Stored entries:
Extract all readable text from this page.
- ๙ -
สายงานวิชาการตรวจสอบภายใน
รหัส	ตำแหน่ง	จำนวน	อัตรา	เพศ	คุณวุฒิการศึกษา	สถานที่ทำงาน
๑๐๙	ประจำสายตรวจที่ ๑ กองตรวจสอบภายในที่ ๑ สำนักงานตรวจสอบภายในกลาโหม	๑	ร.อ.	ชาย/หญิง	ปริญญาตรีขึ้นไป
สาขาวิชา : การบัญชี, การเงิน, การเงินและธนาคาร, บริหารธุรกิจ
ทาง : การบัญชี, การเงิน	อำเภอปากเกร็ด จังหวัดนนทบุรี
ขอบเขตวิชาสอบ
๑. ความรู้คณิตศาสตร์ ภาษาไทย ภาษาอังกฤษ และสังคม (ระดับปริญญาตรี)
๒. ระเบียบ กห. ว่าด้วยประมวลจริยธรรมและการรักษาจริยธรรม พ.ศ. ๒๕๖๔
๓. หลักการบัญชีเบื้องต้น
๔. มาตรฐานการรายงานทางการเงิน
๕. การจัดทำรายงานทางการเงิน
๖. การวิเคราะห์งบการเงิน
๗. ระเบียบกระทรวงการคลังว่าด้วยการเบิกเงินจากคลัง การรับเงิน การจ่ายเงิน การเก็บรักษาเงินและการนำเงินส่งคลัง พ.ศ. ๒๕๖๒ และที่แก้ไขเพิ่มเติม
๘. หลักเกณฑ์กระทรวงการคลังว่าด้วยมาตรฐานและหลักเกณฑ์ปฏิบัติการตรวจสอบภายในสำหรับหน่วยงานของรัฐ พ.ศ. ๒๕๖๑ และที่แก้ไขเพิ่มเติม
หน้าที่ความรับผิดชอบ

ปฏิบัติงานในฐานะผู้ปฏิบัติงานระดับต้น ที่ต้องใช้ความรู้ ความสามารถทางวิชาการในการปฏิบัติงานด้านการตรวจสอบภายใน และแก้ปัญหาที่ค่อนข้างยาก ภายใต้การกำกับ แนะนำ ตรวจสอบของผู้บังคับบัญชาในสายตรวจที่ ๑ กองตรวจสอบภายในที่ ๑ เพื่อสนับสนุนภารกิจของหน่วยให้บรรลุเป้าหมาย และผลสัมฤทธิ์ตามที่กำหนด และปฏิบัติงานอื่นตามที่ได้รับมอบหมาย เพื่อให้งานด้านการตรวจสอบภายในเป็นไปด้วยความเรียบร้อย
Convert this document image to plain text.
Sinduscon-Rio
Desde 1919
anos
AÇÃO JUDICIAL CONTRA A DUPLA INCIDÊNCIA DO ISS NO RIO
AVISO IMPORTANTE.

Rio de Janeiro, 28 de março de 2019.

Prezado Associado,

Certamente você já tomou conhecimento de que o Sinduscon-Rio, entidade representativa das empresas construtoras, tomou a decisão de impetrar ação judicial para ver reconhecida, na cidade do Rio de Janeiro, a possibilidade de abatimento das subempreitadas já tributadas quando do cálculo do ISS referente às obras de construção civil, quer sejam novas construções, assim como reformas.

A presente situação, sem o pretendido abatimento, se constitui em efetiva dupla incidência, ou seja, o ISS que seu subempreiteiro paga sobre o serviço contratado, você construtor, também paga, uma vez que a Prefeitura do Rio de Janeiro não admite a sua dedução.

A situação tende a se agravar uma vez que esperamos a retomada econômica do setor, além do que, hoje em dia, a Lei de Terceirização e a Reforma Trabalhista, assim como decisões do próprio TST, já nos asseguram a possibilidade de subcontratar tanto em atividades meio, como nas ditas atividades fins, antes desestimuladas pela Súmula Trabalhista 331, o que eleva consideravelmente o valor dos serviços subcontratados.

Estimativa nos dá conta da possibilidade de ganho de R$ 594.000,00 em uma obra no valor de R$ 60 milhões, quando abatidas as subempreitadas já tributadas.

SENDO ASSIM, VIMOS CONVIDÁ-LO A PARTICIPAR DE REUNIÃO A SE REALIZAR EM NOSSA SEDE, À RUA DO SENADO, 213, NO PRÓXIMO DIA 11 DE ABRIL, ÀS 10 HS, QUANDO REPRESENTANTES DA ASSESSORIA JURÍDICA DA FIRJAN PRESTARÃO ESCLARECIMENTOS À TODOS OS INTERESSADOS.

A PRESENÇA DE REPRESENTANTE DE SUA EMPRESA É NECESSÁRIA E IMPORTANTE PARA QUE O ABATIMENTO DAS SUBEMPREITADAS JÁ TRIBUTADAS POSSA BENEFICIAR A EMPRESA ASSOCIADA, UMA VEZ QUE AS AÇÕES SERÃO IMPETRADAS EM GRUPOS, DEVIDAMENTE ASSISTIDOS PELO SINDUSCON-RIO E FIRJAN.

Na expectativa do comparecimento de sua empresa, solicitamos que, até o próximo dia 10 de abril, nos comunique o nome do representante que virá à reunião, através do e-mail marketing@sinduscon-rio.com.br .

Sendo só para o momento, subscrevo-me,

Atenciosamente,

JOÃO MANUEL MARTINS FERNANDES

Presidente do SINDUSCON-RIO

Aim of the exercise —
Extract all of the data above and output it character for character.

Exercise output —
Extract all readable text from this page.
- ๙ -
สายงานวิชาการตรวจสอบภายใน
รหัส	ตำแหน่ง	จำนวน	อัตรา	เพศ	คุณวุฒิการศึกษา	สถานที่ทำงาน
๑๐๙	ประจำสายตรวจที่ ๑ กองตรวจสอบภายในที่ ๑ สำนักงานตรวจสอบภายในกลาโหม	๑	ร.อ.	ชาย/หญิง	ปริญญาตรีขึ้นไป
สาขาวิชา : การบัญชี, การเงิน, การเงินและธนาคาร, บริหารธุรกิจ
ทาง : การบัญชี, การเงิน	อำเภอปากเกร็ด จังหวัดนนทบุรี
ขอบเขตวิชาสอบ
๑. ความรู้คณิตศาสตร์ ภาษาไทย ภาษาอังกฤษ และสังคม (ระดับปริญญาตรี)
๒. ระเบียบ กห. ว่าด้วยประมวลจริยธรรมและการรักษาจริยธรรม พ.ศ. ๒๕๖๔
๓. หลักการบัญชีเบื้องต้น
๔. มาตรฐานการรายงานทางการเงิน
๕. การจัดทำรายงานทางการเงิน
๖. การวิเคราะห์งบการเงิน
๗. ระเบียบกระทรวงการคลังว่าด้วยการเบิกเงินจากคลัง การรับเงิน การจ่ายเงิน การเก็บรักษาเงินและการนำเงินส่งคลัง พ.ศ. ๒๕๖๒ และที่แก้ไขเพิ่มเติม
๘. หลักเกณฑ์กระทรวงการคลังว่าด้วยมาตรฐานและหลักเกณฑ์ปฏิบัติการตรวจสอบภายในสำหรับหน่วยงานของรัฐ พ.ศ. ๒๕๖๑ และที่แก้ไขเพิ่มเติม
หน้าที่ความรับผิดชอบ

ปฏิบัติงานในฐานะผู้ปฏิบัติงานระดับต้น ที่ต้องใช้ความรู้ ความสามารถทางวิชาการในการปฏิบัติงานด้านการตรวจสอบภายใน และแก้ปัญหาที่ค่อนข้างยาก ภายใต้การกำกับ แนะนำ ตรวจสอบของผู้บังคับบัญชาในสายตรวจที่ ๑ กองตรวจสอบภายในที่ ๑ เพื่อสนับสนุนภารกิจของหน่วยให้บรรลุเป้าหมาย และผลสัมฤทธิ์ตามที่กำหนด และปฏิบัติงานอื่นตามที่ได้รับมอบหมาย เพื่อให้งานด้านการตรวจสอบภายในเป็นไปด้วยความเรียบร้อย
Convert this document image to plain text.
Sinduscon-Rio
Desde 1919
anos
AÇÃO JUDICIAL CONTRA A DUPLA INCIDÊNCIA DO ISS NO RIO
AVISO IMPORTANTE.

Rio de Janeiro, 28 de março de 2019.

Prezado Associado,

Certamente você já tomou conhecimento de que o Sinduscon-Rio, entidade representativa das empresas construtoras, tomou a decisão de impetrar ação judicial para ver reconhecida, na cidade do Rio de Janeiro, a possibilidade de abatimento das subempreitadas já tributadas quando do cálculo do ISS referente às obras de construção civil, quer sejam novas construções, assim como reformas.

A presente situação, sem o pretendido abatimento, se constitui em efetiva dupla incidência, ou seja, o ISS que seu subempreiteiro paga sobre o serviço contratado, você construtor, também paga, uma vez que a Prefeitura do Rio de Janeiro não admite a sua dedução.

A situação tende a se agravar uma vez que esperamos a retomada econômica do setor, além do que, hoje em dia, a Lei de Terceirização e a Reforma Trabalhista, assim como decisões do próprio TST, já nos asseguram a possibilidade de subcontratar tanto em atividades meio, como nas ditas atividades fins, antes desestimuladas pela Súmula Trabalhista 331, o que eleva consideravelmente o valor dos serviços subcontratados.

Estimativa nos dá conta da possibilidade de ganho de R$ 594.000,00 em uma obra no valor de R$ 60 milhões, quando abatidas as subempreitadas já tributadas.

SENDO ASSIM, VIMOS CONVIDÁ-LO A PARTICIPAR DE REUNIÃO A SE REALIZAR EM NOSSA SEDE, À RUA DO SENADO, 213, NO PRÓXIMO DIA 11 DE ABRIL, ÀS 10 HS, QUANDO REPRESENTANTES DA ASSESSORIA JURÍDICA DA FIRJAN PRESTARÃO ESCLARECIMENTOS À TODOS OS INTERESSADOS.

A PRESENÇA DE REPRESENTANTE DE SUA EMPRESA É NECESSÁRIA E IMPORTANTE PARA QUE O ABATIMENTO DAS SUBEMPREITADAS JÁ TRIBUTADAS POSSA BENEFICIAR A EMPRESA ASSOCIADA, UMA VEZ QUE AS AÇÕES SERÃO IMPETRADAS EM GRUPOS, DEVIDAMENTE ASSISTIDOS PELO SINDUSCON-RIO E FIRJAN.

Na expectativa do comparecimento de sua empresa, solicitamos que, até o próximo dia 10 de abril, nos comunique o nome do representante que virá à reunião, através do e-mail marketing@sinduscon-rio.com.br .

Sendo só para o momento, subscrevo-me,

Atenciosamente,

JOÃO MANUEL MARTINS FERNANDES

Presidente do SINDUSCON-RIO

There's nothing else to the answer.